光と睡眠の深い関係
「夜なかなか寝つけない・・・」「朝起きてからしばらくは頭がボーっとしている」「寝た気がしない」そんな悩みを一度は経験したことがあると思います。毎朝カーテンも開けずに支度をして、急いでオフィスに向かっていませんか?夜、こうこうとした照明の下で過ごしていませんか?
じつは、光りというのは私たちの睡眠にとても大きな影響を与えているのです。光の影響によって、脳内でメラトニンという睡眠ホルモンが、大きな変化を起こしているのです。ここでは睡眠ホルモン”メラトニン”を利用してぐっすり眠る方法をご紹介します。
眠れるのはメラトニンのおかげ
メラトニンとは?
メラトニンとは脳の松果体という部位から分泌される脳内ホルモンの一つです。メラトニンが分泌されることによって睡眠が誘発されるので、睡眠ホルモンと呼ばれています。
海外では時差ボケの治療や入眠をスムーズにするためのサプリメントとして販売されています。海外によく行くかたは、見かけたことがあるという人もいらっしゃるのではないでしょうか。
メラトニンは睡眠を誘発する作用の他にも、抗酸化作用や抗がん作用があるともいわれています。
おじいちゃん、おばあちゃんは、よく太陽が昇る前から起きて一日の活動をスタートさせています。それはただ単に早起きが好きな人だから、というわけではありません。メラトニンは幼児期にたくさん分泌され、年齢とともに分泌量は減っていきます。歳を取ると早起きになったり、夜に何度も目が覚めてしまったりするのは、メラトニンの分泌量の減少が関係しているのです。
メラトニンの性質
メラトニンは光を浴びることで分泌が減少し、暗くなると増加する性質があります。
朝、日光をしっかりと浴びることでメラトニンの分泌はストップし、脳をスッキリ目覚めさせます。スッキリ目覚めることで体内時計もしっかりリセットされるのです。
また、メラトニンは分泌が止まってから15時間前後で、再び分泌が始まるというリズムがあります。部屋に引きこもりがちだったり、勤務時間が不規則だったりする人は光を浴びる時間がなくて、メラトニンの分泌がうまくいかずに、不眠や体内時計の狂いから体調をくずす人が多いです。

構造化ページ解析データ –
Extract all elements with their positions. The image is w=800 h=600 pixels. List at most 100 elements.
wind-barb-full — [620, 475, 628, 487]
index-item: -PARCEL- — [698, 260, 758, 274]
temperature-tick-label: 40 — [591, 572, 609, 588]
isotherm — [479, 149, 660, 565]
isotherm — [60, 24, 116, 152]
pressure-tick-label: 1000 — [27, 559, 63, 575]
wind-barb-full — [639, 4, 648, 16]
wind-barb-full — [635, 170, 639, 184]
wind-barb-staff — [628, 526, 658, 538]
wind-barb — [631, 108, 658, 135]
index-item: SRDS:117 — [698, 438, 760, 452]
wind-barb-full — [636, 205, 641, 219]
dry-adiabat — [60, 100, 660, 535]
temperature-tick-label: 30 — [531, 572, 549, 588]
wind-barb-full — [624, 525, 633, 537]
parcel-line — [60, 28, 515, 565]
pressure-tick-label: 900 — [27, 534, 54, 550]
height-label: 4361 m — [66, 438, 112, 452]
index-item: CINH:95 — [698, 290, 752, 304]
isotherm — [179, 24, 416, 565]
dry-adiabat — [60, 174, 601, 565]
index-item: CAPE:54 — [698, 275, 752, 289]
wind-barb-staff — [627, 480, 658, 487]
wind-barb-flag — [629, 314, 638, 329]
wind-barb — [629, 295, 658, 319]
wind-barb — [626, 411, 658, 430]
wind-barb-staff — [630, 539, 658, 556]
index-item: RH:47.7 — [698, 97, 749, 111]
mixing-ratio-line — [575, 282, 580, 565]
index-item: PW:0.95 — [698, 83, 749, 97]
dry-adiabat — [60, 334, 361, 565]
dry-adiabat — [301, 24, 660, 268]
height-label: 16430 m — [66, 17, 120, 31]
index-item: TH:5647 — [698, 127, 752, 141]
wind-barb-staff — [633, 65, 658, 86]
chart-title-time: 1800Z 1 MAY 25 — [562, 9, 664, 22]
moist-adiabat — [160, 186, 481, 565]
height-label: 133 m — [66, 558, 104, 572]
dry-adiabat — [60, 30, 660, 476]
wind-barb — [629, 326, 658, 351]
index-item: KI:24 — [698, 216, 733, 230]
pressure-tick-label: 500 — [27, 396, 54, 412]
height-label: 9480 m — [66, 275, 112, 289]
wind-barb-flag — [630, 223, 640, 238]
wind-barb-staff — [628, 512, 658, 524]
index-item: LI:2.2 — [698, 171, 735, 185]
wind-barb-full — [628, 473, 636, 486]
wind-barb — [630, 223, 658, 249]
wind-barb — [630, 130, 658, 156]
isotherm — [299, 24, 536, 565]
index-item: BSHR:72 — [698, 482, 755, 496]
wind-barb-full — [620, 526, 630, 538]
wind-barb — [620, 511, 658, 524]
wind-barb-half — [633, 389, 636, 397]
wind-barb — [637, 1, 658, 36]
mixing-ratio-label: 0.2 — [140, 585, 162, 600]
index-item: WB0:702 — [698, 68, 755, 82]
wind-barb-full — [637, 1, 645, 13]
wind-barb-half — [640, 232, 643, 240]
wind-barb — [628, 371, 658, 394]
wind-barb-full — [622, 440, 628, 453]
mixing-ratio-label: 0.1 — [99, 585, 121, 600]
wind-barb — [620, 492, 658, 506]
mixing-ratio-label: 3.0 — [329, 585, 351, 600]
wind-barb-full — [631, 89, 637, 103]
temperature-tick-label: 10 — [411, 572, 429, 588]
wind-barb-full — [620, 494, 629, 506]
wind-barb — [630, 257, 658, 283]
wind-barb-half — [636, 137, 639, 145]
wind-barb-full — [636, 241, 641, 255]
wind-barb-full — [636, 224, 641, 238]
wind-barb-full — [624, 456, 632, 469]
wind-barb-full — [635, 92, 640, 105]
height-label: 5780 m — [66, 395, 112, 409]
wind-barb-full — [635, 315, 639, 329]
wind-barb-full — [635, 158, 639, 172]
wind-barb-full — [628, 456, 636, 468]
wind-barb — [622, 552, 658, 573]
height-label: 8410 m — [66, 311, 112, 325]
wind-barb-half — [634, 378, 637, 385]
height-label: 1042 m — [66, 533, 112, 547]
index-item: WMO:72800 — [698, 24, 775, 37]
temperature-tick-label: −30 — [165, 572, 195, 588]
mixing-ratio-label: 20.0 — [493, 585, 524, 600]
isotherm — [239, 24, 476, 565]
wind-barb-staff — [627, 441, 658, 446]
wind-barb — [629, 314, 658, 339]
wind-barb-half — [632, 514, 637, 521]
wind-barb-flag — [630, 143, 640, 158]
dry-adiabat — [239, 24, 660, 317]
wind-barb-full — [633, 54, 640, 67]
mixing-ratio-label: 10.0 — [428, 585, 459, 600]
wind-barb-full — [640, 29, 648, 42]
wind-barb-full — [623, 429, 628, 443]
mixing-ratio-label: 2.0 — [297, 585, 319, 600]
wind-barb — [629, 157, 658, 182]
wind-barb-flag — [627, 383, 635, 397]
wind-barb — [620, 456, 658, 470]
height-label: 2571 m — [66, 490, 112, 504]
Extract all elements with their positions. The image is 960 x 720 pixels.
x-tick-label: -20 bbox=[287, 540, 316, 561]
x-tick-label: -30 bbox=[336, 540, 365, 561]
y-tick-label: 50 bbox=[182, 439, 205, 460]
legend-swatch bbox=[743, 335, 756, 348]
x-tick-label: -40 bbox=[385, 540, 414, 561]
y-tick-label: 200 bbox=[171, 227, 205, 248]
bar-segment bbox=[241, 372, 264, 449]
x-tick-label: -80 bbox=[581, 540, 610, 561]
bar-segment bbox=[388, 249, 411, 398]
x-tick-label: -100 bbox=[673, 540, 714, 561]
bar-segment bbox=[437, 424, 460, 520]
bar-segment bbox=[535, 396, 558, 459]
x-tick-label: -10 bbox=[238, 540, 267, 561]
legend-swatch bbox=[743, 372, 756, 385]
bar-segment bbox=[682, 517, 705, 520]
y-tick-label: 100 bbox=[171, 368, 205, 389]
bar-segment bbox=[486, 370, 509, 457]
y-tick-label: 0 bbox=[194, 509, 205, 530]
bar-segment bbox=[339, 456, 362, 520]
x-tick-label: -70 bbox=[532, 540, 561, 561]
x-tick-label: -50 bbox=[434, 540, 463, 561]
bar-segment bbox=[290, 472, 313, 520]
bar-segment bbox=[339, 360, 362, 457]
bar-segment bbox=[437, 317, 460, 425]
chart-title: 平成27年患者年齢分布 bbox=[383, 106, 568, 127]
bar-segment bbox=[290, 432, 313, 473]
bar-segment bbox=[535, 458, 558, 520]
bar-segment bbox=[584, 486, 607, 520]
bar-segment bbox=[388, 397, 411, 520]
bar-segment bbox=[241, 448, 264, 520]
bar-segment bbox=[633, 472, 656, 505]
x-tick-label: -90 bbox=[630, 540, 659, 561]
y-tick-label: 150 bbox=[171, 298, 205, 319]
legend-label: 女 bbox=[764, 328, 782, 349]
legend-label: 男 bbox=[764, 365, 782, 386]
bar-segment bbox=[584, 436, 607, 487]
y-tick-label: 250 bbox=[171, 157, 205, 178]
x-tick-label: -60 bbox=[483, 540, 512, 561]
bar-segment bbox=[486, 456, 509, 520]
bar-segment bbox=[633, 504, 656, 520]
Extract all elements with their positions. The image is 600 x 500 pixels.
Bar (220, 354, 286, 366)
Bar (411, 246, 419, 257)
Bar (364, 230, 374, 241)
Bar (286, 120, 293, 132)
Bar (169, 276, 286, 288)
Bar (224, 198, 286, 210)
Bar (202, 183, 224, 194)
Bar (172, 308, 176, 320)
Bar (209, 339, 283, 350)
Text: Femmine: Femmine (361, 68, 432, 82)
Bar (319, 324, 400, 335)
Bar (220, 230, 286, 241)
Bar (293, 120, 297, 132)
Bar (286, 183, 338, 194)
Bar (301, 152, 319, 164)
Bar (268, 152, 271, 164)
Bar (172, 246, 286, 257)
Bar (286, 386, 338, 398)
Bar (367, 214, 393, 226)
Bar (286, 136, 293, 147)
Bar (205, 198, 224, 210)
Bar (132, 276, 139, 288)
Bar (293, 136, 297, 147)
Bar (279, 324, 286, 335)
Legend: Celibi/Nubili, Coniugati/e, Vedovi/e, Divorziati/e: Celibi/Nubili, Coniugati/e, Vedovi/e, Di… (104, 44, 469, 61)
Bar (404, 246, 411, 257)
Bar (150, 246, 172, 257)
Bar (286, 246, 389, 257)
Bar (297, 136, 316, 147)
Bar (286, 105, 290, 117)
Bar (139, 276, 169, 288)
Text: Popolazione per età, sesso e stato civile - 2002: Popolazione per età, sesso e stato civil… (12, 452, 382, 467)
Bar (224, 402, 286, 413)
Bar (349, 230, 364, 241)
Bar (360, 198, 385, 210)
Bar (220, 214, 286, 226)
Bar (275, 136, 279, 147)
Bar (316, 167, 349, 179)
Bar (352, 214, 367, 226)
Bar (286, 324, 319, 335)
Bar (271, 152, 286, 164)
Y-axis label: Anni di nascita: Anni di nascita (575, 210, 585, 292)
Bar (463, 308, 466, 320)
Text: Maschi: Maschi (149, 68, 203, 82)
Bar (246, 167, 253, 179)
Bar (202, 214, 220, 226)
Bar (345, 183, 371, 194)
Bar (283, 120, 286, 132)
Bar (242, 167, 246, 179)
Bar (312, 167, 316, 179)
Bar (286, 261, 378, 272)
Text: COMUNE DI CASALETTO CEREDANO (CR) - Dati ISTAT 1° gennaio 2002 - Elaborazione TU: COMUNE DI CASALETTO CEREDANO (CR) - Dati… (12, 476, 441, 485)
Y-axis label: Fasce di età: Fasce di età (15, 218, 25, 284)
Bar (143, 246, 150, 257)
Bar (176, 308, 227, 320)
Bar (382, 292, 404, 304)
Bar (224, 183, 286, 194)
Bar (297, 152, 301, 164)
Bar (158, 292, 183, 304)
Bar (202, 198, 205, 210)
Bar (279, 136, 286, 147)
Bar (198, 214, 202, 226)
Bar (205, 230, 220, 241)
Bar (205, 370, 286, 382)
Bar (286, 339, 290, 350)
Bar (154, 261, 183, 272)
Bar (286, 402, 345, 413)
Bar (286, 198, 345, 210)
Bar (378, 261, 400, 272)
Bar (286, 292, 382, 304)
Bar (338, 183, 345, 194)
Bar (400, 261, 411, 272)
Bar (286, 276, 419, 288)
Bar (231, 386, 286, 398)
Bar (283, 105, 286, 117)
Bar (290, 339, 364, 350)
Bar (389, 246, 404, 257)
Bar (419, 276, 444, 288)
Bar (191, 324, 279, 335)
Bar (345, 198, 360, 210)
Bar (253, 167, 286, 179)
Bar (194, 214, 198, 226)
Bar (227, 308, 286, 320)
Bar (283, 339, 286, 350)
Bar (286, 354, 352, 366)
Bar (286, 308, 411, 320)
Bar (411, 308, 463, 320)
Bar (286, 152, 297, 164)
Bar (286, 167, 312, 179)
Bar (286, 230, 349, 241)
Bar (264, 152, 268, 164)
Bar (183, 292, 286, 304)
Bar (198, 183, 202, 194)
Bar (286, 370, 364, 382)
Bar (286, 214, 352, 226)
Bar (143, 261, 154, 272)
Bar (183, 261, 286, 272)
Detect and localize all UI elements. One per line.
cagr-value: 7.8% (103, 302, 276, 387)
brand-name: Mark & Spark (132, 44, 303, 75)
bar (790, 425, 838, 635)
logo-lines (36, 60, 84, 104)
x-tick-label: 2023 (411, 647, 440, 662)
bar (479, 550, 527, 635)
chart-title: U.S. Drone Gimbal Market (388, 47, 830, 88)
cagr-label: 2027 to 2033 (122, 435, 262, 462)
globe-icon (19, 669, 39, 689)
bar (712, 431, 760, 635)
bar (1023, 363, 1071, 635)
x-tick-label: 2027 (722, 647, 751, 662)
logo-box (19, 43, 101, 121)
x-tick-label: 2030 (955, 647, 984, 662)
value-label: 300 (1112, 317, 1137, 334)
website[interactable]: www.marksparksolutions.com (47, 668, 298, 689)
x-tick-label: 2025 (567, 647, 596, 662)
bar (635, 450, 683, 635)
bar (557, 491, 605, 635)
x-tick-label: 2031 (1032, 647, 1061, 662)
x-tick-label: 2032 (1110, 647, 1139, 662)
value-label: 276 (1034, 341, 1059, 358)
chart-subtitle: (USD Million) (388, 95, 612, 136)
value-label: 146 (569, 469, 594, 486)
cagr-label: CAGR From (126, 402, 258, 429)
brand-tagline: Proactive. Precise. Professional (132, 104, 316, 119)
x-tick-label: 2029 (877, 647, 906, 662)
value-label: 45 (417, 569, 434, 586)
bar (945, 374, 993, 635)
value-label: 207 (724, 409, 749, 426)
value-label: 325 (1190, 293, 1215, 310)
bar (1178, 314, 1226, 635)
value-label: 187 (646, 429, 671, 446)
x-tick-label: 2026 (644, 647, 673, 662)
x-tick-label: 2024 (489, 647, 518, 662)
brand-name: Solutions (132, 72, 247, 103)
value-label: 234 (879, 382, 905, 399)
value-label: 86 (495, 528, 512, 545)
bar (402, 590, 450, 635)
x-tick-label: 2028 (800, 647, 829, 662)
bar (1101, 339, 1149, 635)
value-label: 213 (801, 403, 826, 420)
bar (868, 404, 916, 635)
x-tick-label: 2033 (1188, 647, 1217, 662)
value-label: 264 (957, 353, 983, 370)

取り組む課題 – 光と睡眠についての引用文のうち、「メラトニンとは脳の松果体とい」で始まり「の減少が関係しているのです。」で終わる部分を、「サプリメント」を「健康食品」に置き換えて書き直してください。

解答欄 –
メラトニンとは脳の松果体という部位から分泌される脳内ホルモンの一つです。メラトニンが分泌されることによって睡眠が誘発されるので、睡眠ホルモンと呼ばれています。
海外では時差ボケの治療や入眠をスムーズにするための健康食品として販売されています。海外によく行くかたは、見かけたことがあるという人もいらっしゃるのではないでしょうか。
メラトニンは睡眠を誘発する作用の他にも、抗酸化作用や抗がん作用があるともいわれています。
おじいちゃん、おばあちゃんは、よく太陽が昇る前から起きて一日の活動をスタートさせています。それはただ単に早起きが好きな人だから、というわけではありません。メラトニンは幼児期にたくさん分泌され、年齢とともに分泌量は減っていきます。歳を取ると早起きになったり、夜に何度も目が覚めてしまったりするのは、メラトニンの分泌量の減少が関係しているのです。